===== TEXT PROVIDED =====

Given two strings S and T of length N and M respectively, the task is to find the smallest string that is divisible by both the two strings. If no such string exists, then print -1.

For any two strings A and B, B divides A if and only if A is the concatenation of B at least once.

Examples:

Input: S = “abab”, T = “ab”
Output: abab
Explanation: The string “abab” is same as S and twice the concatenation of string T (“abab” = “ab” + “ab” = T + T)

Input: S = “ccc”, T = “cc”
Output: cccccc
Explanation: The string “cccccc” is concatenation of S and T twice and thrice respectively.
(“cccccc” = “ccc” + “ccc” = S + S)
(“cccccc” = “cc” + “cc” + “cc” = T + T + T)



Approach: The idea is based on the observation that the length of the required string, say, L, must be equal to the least common multiple of N and M. Check if string S concatenated L / N number of times is equal to string T being concatenated L / M number of times or not. If found to be true, print any one of them. Otherwise, print -1. Follow the steps below to solve the problem:

Below is the implementation of the above approach:

C++




// C++ program for the above approach
#include <bits/stdc++.h>
using namespace std;
 
// Function to calculate
// GCD of two numbers
int gcd(int a, int b)

===== DATA EXCERPT =====

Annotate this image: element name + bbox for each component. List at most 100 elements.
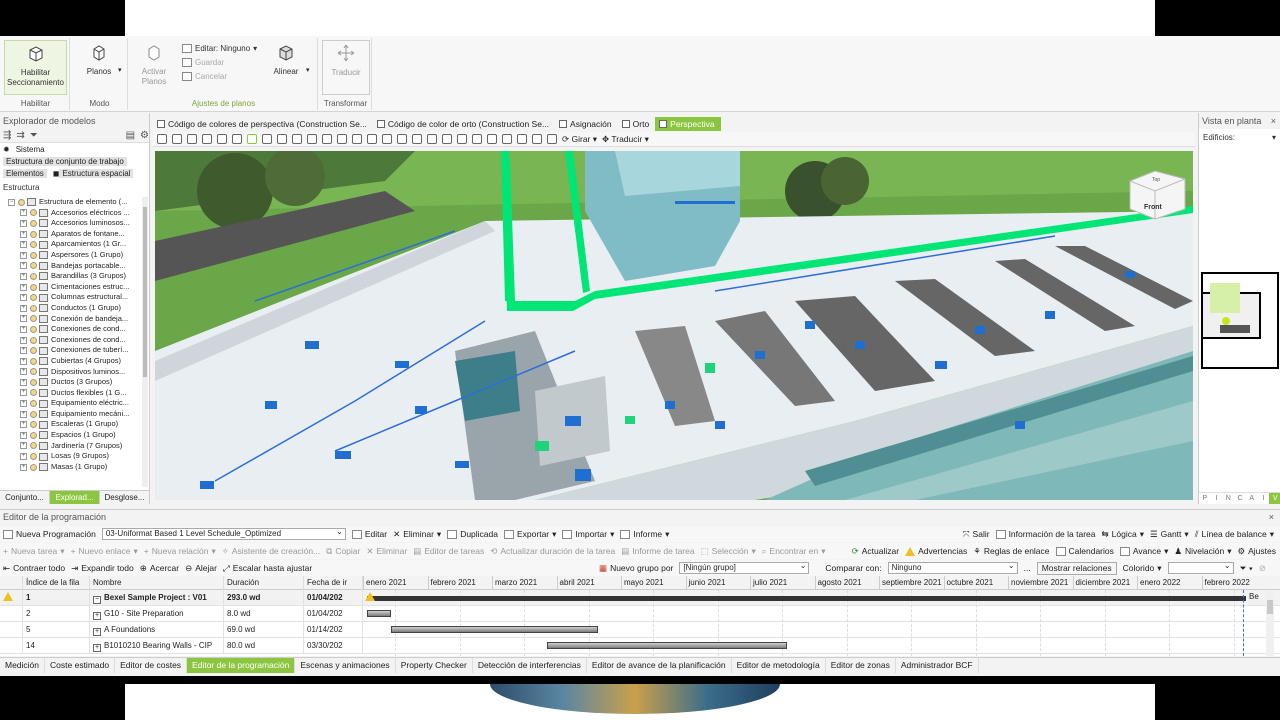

=====

| STATED GOAL |
Continue the article on finding the smallest string divisible by two given strings from its last line.

| RESPONSE TO THIS TASK |
{
    if (b == 0)
        return a;
    return gcd(b, a % b);
}
 
// Function to calculate
// LCM of two numbers
int lcm(int a, int b)
{
    return (a / gcd(a, b)) * b;
}
 
// Function to find the smallest string
// which is divisible by strings S and T
void findSmallestString(string s, string t)
{
    // Store the length of both strings
    int n = s.length(), m = t.length();
 
    // Store LCM of n and m
    int l = lcm(n, m);
 
    // Temporary strings to store
    // concatenated strings
    string s1 = "", t1 = "";
 
    // Concatenate s1 (l / n) times
    for (int i = 0; i < l / n; i++) {
        s1 += s;
    }
 
    // Concatenate t1 (l / m) times
    for (int i = 0; i < l / m; i++) {
        t1 += t;
    }
 
    // If s1 and t1 are equal
    if (s1 == t1)
        cout << s1;
 
    // Otherwise, print -1
    else
        cout << -1;
}
 
// Driver Code
int main()
{
    string S = "baba", T = "ba";
    findSmallestString(S, T);
 
    return 0;
}

Java




// Java program for above approach
import java.io.*;
 
class GFG
{
 
  // Function to calculate
  // GCD of two numbers
  static int gcd(int a, int b)
  {
    if (b == 0)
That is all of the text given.